What is being asked >>
Read the records and gather each line that includes "Fitness".

(Rows from a dataset)
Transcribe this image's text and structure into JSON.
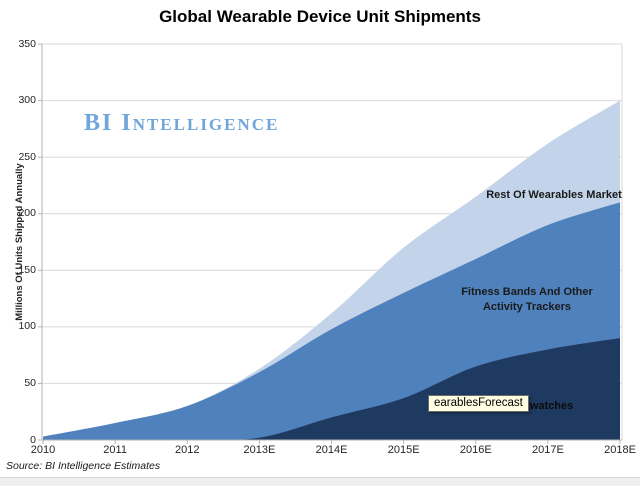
{
  "page": {
    "title": "Global Wearable Device Unit Shipments",
    "watermark": "BI Intelligence",
    "source_note": "Source: BI Intelligence Estimates"
  },
  "tooltip": {
    "text": "earablesForecast"
  },
  "chart_data": {
    "type": "area",
    "stacked": true,
    "title": "Global Wearable Device Unit Shipments",
    "xlabel": "",
    "ylabel": "Millions Of Units Shipped Annually",
    "ylim": [
      0,
      350
    ],
    "yticks": [
      0,
      50,
      100,
      150,
      200,
      250,
      300,
      350
    ],
    "grid": "horizontal",
    "legend": "in-plot-labels",
    "categories": [
      "2010",
      "2011",
      "2012",
      "2013E",
      "2014E",
      "2015E",
      "2016E",
      "2017E",
      "2018E"
    ],
    "series": [
      {
        "name": "Smartwatches",
        "visible_label": "martwatches",
        "color": "#1f3a60",
        "values": [
          0,
          0,
          0,
          2,
          20,
          37,
          65,
          80,
          90
        ]
      },
      {
        "name": "Fitness Bands And Other Activity Trackers",
        "label_line1": "Fitness Bands And Other",
        "label_line2": "Activity Trackers",
        "color": "#4f81bd",
        "values": [
          3,
          15,
          30,
          58,
          78,
          93,
          95,
          110,
          120
        ]
      },
      {
        "name": "Rest Of Wearables Market",
        "color": "#c3d4ea",
        "values": [
          0,
          0,
          0,
          3,
          14,
          40,
          55,
          72,
          90
        ]
      }
    ],
    "stacked_totals": [
      3,
      15,
      30,
      63,
      112,
      170,
      215,
      262,
      300
    ],
    "colors": {
      "gridline": "#d9d9d9",
      "axis": "#b3b3b3",
      "watermark_blue": "#70a6da"
    }
  }
}
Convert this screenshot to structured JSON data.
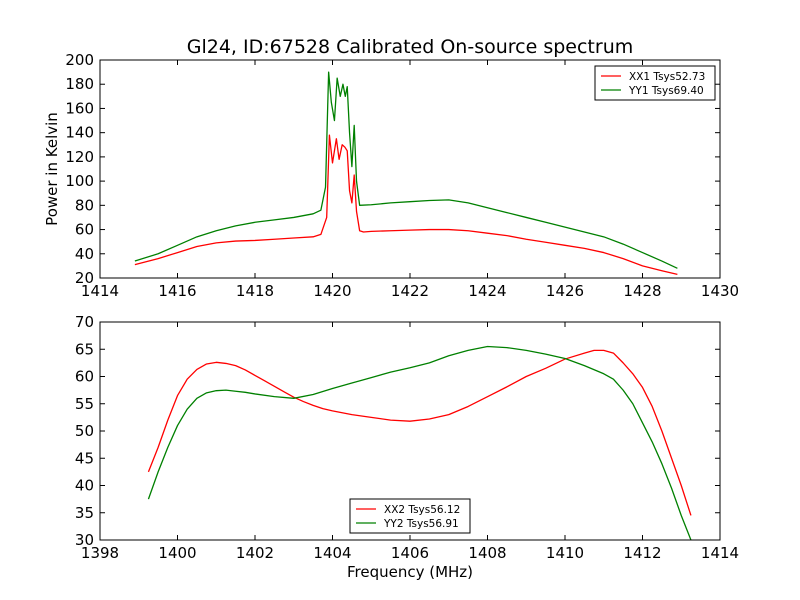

Solution to this problem >>
        "name": "Fitness Bands And Other Activity Trackers",
        "label_line1": "Fitness Bands And Other",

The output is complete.